» DATA SHOWN

····················

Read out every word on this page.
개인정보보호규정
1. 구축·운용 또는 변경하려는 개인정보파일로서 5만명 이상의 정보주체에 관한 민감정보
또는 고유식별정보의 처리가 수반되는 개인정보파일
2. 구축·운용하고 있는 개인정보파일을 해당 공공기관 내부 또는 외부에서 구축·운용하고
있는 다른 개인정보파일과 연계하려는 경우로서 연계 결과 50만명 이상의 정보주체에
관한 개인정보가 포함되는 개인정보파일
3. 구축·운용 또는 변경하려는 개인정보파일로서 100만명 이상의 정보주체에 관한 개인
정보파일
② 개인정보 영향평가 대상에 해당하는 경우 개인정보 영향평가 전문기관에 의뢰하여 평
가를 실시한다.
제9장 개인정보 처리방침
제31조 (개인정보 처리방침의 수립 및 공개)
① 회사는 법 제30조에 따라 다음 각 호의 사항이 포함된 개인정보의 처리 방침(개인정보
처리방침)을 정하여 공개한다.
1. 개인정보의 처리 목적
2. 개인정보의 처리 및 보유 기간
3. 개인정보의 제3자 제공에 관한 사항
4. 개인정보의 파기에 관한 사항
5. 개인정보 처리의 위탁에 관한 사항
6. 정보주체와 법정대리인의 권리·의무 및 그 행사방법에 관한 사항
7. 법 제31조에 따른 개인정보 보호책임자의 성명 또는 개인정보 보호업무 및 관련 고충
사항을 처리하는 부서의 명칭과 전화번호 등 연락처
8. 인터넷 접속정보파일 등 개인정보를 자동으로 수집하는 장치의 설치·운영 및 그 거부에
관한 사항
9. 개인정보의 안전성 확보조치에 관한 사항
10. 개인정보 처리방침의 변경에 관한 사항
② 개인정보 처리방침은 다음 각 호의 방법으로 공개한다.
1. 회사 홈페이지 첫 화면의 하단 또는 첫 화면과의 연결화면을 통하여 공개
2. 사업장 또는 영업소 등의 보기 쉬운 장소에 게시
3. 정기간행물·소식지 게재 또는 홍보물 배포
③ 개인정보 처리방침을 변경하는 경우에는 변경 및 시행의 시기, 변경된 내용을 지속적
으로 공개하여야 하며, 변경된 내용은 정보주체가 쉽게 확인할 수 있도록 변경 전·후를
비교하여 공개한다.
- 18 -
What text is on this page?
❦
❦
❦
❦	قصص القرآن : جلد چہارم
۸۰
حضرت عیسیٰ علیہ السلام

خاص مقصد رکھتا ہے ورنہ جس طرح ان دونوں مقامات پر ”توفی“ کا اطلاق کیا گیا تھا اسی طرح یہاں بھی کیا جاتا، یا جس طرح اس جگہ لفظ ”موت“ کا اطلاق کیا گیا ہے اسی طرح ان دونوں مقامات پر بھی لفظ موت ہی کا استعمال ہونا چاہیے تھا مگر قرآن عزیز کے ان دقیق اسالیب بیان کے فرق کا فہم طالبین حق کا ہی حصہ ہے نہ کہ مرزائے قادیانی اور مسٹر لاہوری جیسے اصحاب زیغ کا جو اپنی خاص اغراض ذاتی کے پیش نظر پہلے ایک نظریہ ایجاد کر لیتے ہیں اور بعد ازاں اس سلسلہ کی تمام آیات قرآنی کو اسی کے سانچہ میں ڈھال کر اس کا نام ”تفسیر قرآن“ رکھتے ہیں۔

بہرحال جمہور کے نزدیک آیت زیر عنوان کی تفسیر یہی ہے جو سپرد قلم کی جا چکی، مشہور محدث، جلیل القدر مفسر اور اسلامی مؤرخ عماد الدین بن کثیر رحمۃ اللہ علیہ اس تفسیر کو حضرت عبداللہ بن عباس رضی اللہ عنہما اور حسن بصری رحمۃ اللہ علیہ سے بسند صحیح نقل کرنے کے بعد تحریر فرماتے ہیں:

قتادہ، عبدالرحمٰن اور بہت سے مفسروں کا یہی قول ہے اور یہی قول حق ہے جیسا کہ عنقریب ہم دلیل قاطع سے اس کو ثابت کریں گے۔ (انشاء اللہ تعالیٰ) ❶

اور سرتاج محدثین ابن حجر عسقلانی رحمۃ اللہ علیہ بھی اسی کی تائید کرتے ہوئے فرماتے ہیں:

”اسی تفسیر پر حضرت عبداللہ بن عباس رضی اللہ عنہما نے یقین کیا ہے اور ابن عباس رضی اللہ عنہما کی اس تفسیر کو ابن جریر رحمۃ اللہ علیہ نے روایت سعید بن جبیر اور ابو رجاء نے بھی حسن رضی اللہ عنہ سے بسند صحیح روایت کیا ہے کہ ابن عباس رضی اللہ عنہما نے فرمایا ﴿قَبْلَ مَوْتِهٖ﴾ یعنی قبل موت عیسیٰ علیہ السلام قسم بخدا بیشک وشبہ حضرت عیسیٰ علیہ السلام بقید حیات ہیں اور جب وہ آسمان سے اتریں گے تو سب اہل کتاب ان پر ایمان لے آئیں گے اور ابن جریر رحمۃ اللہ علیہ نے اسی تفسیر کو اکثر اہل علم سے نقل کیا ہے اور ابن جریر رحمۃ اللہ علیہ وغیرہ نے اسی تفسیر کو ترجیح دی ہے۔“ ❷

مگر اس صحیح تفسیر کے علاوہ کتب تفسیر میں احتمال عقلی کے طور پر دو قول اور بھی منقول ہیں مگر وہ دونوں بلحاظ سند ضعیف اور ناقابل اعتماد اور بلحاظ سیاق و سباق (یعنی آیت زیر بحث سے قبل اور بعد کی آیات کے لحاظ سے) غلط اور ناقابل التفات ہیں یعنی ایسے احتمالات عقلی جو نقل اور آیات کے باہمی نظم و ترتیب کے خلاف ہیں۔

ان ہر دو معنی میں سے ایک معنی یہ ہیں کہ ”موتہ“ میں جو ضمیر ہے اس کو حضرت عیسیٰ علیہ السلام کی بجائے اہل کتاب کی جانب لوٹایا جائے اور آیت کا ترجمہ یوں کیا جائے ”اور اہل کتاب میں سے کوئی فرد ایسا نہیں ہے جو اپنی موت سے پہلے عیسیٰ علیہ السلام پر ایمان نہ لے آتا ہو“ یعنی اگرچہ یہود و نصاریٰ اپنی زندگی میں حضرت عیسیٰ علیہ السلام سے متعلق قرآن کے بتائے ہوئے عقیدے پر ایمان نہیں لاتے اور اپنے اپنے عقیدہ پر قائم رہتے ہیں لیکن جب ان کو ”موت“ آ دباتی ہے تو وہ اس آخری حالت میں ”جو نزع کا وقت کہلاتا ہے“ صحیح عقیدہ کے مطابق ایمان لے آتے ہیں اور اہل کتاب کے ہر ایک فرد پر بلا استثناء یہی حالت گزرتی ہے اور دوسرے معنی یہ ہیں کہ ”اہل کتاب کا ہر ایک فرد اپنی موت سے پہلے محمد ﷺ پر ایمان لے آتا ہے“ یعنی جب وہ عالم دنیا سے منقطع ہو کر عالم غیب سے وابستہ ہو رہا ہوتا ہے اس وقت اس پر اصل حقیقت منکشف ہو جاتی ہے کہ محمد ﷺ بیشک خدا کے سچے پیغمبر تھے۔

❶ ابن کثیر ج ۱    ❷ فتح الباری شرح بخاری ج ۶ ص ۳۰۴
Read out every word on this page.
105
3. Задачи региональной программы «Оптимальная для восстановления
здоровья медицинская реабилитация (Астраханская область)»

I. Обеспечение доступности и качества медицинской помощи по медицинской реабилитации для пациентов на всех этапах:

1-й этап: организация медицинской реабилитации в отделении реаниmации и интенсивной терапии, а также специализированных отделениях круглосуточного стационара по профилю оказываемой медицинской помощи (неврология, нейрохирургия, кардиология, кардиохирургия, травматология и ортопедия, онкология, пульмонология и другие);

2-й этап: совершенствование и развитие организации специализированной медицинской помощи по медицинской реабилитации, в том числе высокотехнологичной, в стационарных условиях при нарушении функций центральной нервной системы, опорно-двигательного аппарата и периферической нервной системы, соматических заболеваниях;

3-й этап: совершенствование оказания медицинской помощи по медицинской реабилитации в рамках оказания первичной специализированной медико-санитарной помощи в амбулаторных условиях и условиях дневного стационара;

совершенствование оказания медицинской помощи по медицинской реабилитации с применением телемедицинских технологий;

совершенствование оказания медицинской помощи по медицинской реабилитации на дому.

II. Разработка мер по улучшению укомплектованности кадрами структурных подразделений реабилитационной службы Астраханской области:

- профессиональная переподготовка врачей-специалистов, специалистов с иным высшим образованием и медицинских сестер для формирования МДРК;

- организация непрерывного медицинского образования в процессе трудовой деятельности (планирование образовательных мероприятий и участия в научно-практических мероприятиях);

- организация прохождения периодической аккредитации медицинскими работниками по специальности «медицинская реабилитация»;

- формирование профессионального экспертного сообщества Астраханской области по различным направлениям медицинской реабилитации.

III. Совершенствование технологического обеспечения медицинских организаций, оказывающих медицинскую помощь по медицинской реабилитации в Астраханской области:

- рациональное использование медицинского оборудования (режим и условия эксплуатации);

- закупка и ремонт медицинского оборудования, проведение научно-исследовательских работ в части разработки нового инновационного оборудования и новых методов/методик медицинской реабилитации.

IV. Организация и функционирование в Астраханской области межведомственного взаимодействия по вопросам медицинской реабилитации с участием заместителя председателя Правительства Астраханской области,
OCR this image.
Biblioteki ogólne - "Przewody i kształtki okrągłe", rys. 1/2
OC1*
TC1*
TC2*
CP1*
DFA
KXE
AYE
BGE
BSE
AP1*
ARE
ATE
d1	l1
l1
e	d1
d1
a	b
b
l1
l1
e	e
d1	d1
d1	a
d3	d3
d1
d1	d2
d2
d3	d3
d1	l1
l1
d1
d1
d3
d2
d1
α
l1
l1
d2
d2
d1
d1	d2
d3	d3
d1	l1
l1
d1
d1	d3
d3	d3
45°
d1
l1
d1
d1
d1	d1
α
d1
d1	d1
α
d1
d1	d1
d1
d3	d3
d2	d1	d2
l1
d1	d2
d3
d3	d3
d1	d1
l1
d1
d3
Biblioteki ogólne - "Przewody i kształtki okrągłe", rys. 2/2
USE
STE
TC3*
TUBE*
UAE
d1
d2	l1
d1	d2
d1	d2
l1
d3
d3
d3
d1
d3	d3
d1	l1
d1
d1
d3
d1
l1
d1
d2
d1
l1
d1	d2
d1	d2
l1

····················

» REQUIRED WORK
Return only the lines running from the line with "OCR this image." to the last line of the records, both included, exactly as written.

» RESULT OF THIS TASK
OCR this image.
Biblioteki ogólne - "Przewody i kształtki okrągłe", rys. 1/2
OC1*
TC1*
TC2*
CP1*
DFA
KXE
AYE
BGE
BSE
AP1*
ARE
ATE
d1	l1
l1
e	d1
d1
a	b
b
l1
l1
e	e
d1	d1
d1	a
d3	d3
d1
d1	d2
d2
d3	d3
d1	l1
l1
d1
d1
d3
d2
d1
α
l1
l1
d2
d2
d1
d1	d2
d3	d3
d1	l1
l1
d1
d1	d3
d3	d3
45°
d1
l1
d1
d1
d1	d1
α
d1
d1	d1
α
d1
d1	d1
d1
d3	d3
d2	d1	d2
l1
d1	d2
d3
d3	d3
d1	d1
l1
d1
d3
Biblioteki ogólne - "Przewody i kształtki okrągłe", rys. 2/2
USE
STE
TC3*
TUBE*
UAE
d1
d2	l1
d1	d2
d1	d2
l1
d3
d3
d3
d1
d3	d3
d1	l1
d1
d1
d3
d1
l1
d1
d2
d1
l1
d1	d2
d1	d2
l1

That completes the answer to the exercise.